══ PAGE
I ran across this article today as I was doing a quick trundle through the online news websites, and while I realise many people will be shocked and appalled by its content, I think it’s brilliant.
Not only is this an example of some truly unashamed masculine jockeying by the school principal – who is clearly one of the “it never did me any harm when I was a lad” brigade – but it’s also interesting to note that none of the adults who came up with this idea seem to believe that there’s anything wrong with the idea of letting teenagers beat the hell out of each other to settle disputes.
The story comes from America (which will probably come as no surprise, although you can just as easily easily imagine the same scenario taking place in Paisley or Manchester) – where it has been discovered that the headteacher of one Texas high school set up a makeshift steel cage to allow his pupils to “settle their arguments” in private. Or, rather, in front of other teachers baying to see some blood sport.
It appears that one corner of the school’s changing rooms were covered with barbed wire and steel lockers to create a makeshift cage, while pupils were encouraged to engage in no-holds barred slugfests to let off steam – a quite outstanding effort in PC non-conforming, if ever I saw one. While most other supposedly liberal, namby-pamby schools across the States are employing counsellors to help kids with their problems, education leaders in Dallas feel that broken bones and bare knuckle shows of bravado are far better ways of dealing with the issues facing today’s angst-ridden youngsters.
It begs the question of how none of the parents ever got wind of this – as I imagine it’s pretty difficult to hide a custom-built, blood-spalttered steel cage when it comes to school open days or parents evenings. You can imagine little Jimmy Bob or Bobby Jim being shown round the facilities on campus, all wide eyed and excited, only to be presented with the horror of something more suitable to an Eli Roth gorno film when he pops to the bathroom.
Cue the following conversation – Parent: “What’s this Mr Philips? As the PE instructor at this school, you should be able to tell me what this wire mesh contraption of doom in your locker room is.” Teacher: “Err…well that’s the trap we’ve built for the raccoons who keep breaking in. We, er, keep ’em there until the verminators come.” Parent: “Are you sure? I’m pretty certain I can see a severed finger and some teeth over there.” Teacher: “Ok, moving on then…”
════
══ PROVIDED MATERIAL
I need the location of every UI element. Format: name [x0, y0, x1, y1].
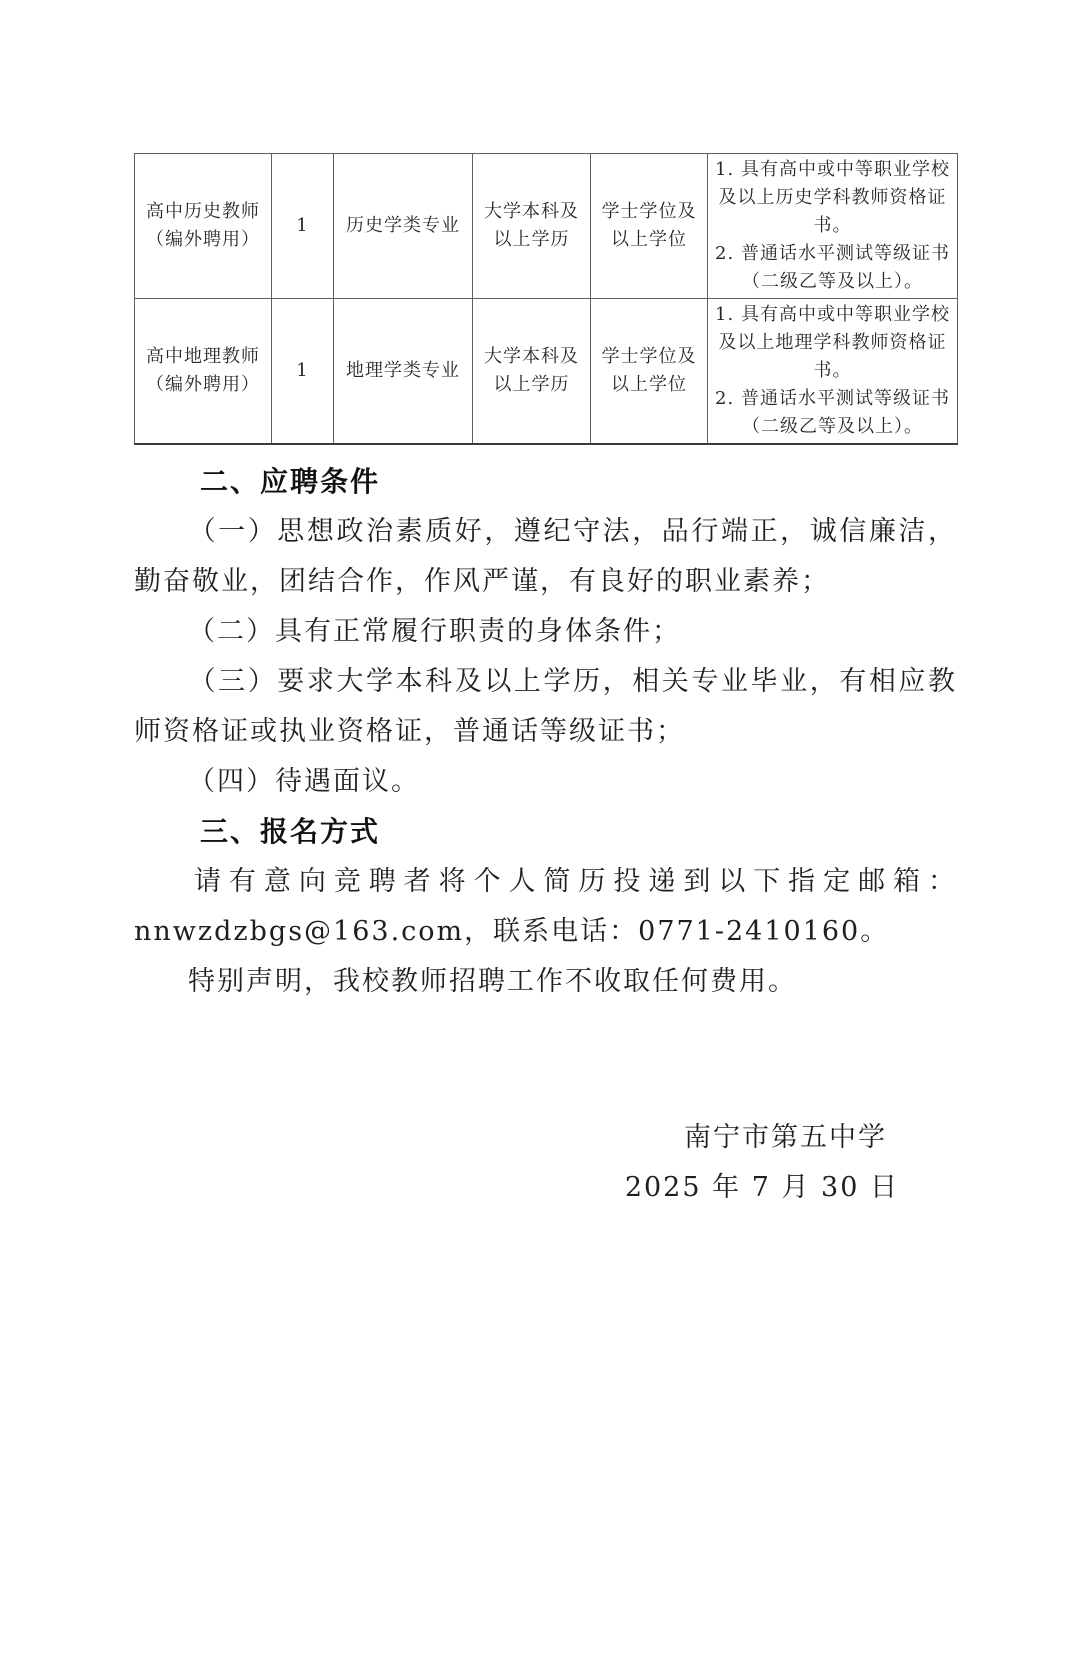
════
══ PROVIDED MATERIAL
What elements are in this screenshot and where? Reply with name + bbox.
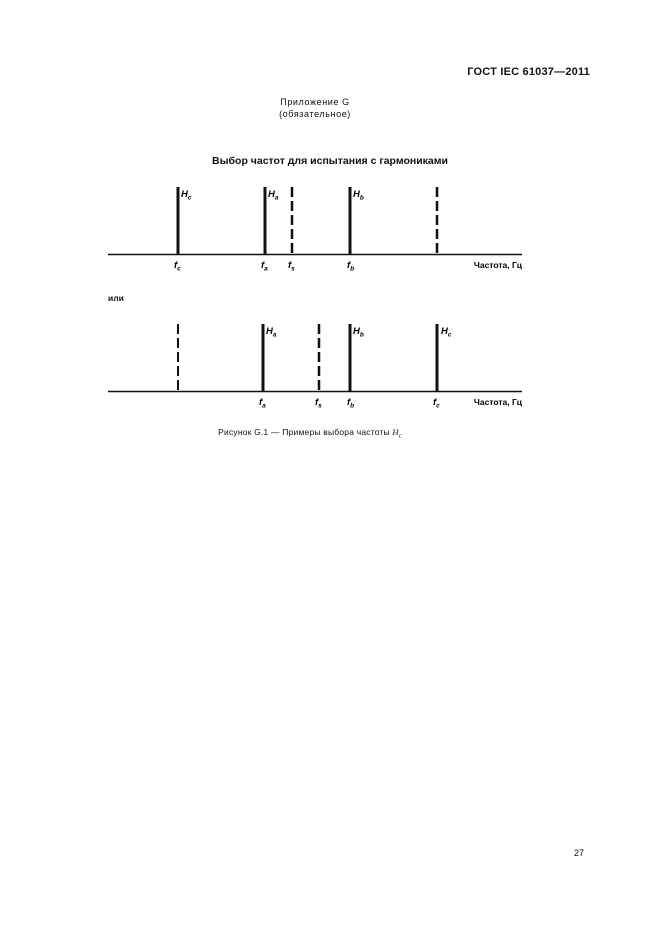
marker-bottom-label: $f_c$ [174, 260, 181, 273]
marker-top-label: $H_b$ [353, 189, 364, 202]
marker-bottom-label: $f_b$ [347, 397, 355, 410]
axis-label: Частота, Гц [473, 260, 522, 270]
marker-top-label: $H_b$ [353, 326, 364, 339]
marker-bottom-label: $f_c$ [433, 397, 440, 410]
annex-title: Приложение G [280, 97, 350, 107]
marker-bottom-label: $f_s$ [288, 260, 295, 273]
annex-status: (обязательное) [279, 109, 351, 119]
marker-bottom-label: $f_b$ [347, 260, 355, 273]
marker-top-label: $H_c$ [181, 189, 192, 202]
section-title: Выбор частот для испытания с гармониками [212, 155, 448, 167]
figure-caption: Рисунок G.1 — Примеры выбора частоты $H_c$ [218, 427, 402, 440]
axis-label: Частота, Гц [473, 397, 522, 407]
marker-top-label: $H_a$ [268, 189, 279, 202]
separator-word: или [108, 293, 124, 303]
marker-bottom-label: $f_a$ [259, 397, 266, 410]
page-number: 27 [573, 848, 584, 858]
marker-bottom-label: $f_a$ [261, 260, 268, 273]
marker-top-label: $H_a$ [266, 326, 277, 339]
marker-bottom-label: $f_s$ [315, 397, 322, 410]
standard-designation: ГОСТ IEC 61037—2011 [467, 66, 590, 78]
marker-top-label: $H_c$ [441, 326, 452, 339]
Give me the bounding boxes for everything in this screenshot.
════
**COMPLETE THE FOLLOWING**.
a: List every personal name that appears in the post about the school cage.
b: Repeat everything in the post about the school cage from "Not only is" down to "some blood sport.", word for word.

**RESULTS**.
a: Jimmy Bob, Bobby Jim, Eli Roth, Mr Philips

b:
Not only is this an example of some truly unashamed masculine jockeying by the school principal – who is clearly one of the “it never did me any harm when I was a lad” brigade – but it’s also interesting to note that none of the adults who came up with this idea seem to believe that there’s anything wrong with the idea of letting teenagers beat the hell out of each other to settle disputes.
The story comes from America (which will probably come as no surprise, although you can just as easily easily imagine the same scenario taking place in Paisley or Manchester) – where it has been discovered that the headteacher of one Texas high school set up a makeshift steel cage to allow his pupils to “settle their arguments” in private. Or, rather, in front of other teachers baying to see some blood sport.